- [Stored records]
******
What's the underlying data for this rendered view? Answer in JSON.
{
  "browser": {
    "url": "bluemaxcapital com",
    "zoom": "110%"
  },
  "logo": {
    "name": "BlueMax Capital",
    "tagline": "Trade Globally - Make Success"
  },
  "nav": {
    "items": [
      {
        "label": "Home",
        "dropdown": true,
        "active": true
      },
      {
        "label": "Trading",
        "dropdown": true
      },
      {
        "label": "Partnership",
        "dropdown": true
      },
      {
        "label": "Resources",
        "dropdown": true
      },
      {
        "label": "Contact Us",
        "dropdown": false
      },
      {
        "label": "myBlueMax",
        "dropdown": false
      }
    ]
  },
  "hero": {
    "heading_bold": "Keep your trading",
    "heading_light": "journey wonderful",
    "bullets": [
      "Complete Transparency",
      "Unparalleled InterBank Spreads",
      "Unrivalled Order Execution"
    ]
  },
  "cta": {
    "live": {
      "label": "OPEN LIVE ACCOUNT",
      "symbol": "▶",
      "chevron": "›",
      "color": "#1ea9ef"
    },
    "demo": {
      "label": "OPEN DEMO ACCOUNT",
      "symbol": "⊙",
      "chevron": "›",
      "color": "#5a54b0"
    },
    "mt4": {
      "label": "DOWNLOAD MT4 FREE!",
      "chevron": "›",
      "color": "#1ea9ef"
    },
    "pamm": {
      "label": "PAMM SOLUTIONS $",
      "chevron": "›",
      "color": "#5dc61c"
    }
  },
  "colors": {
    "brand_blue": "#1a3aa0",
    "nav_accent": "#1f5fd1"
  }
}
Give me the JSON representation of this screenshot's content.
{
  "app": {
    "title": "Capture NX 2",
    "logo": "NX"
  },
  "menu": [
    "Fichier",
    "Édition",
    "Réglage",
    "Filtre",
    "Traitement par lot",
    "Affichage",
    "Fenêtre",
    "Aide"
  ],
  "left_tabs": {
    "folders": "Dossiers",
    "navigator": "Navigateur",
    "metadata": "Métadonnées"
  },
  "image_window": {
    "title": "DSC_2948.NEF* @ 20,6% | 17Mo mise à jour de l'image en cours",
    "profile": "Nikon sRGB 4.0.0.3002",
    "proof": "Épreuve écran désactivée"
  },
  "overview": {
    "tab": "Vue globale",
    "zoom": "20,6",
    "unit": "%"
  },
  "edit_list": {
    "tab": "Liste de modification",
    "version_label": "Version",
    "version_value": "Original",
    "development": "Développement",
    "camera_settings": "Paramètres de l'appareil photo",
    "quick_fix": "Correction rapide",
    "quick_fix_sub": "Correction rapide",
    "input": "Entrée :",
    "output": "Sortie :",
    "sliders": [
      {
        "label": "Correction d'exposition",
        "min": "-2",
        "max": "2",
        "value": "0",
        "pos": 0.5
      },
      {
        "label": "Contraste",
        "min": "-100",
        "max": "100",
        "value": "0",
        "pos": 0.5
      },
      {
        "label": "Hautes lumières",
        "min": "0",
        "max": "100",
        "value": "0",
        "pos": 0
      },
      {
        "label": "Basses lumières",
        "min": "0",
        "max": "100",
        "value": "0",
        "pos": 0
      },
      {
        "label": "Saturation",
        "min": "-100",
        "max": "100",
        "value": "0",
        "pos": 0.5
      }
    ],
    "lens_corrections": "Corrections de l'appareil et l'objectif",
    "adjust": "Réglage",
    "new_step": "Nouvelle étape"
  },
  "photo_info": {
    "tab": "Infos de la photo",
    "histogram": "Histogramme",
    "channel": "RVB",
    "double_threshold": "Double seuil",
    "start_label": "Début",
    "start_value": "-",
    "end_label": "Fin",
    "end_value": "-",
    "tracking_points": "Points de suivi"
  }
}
******
- [Exercise] Only a number is wanted: how many lines of the material include the word "lumières".

- [Worked answer] 2